Stored items
%%

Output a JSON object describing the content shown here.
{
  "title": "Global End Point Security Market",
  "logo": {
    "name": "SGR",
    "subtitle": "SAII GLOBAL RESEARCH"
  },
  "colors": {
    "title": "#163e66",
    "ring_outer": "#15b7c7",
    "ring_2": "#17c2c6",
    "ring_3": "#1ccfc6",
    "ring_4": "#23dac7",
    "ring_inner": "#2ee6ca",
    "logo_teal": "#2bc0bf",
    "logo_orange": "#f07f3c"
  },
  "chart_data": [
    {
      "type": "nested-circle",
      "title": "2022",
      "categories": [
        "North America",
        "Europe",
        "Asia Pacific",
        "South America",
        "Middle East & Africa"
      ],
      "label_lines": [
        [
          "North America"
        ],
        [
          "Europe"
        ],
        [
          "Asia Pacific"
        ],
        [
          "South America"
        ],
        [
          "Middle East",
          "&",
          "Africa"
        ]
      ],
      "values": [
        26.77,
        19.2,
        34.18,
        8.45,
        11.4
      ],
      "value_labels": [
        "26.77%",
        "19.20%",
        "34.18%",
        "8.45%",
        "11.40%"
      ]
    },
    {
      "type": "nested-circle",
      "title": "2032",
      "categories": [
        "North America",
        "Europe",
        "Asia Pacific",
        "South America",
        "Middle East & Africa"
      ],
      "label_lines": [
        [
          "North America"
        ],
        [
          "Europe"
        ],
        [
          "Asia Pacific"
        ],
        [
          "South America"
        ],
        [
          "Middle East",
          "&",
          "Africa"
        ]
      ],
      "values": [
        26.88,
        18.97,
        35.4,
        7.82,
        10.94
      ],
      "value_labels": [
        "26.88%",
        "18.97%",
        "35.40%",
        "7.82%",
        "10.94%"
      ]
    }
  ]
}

%%

Written request - From the records above, extract every entry exactly as given.

Finished exercise -
Output a JSON object describing the content shown here.
{
  "title": "Global End Point Security Market",
  "logo": {
    "name": "SGR",
    "subtitle": "SAII GLOBAL RESEARCH"
  },
  "colors": {
    "title": "#163e66",
    "ring_outer": "#15b7c7",
    "ring_2": "#17c2c6",
    "ring_3": "#1ccfc6",
    "ring_4": "#23dac7",
    "ring_inner": "#2ee6ca",
    "logo_teal": "#2bc0bf",
    "logo_orange": "#f07f3c"
  },
  "chart_data": [
    {
      "type": "nested-circle",
      "title": "2022",
      "categories": [
        "North America",
        "Europe",
        "Asia Pacific",
        "South America",
        "Middle East & Africa"
      ],
      "label_lines": [
        [
          "North America"
        ],
        [
          "Europe"
        ],
        [
          "Asia Pacific"
        ],
        [
          "South America"
        ],
        [
          "Middle East",
          "&",
          "Africa"
        ]
      ],
      "values": [
        26.77,
        19.2,
        34.18,
        8.45,
        11.4
      ],
      "value_labels": [
        "26.77%",
        "19.20%",
        "34.18%",
        "8.45%",
        "11.40%"
      ]
    },
    {
      "type": "nested-circle",
      "title": "2032",
      "categories": [
        "North America",
        "Europe",
        "Asia Pacific",
        "South America",
        "Middle East & Africa"
      ],
      "label_lines": [
        [
          "North America"
        ],
        [
          "Europe"
        ],
        [
          "Asia Pacific"
        ],
        [
          "South America"
        ],
        [
          "Middle East",
          "&",
          "Africa"
        ]
      ],
      "values": [
        26.88,
        18.97,
        35.4,
        7.82,
        10.94
      ],
      "value_labels": [
        "26.88%",
        "18.97%",
        "35.40%",
        "7.82%",
        "10.94%"
      ]
    }
  ]
}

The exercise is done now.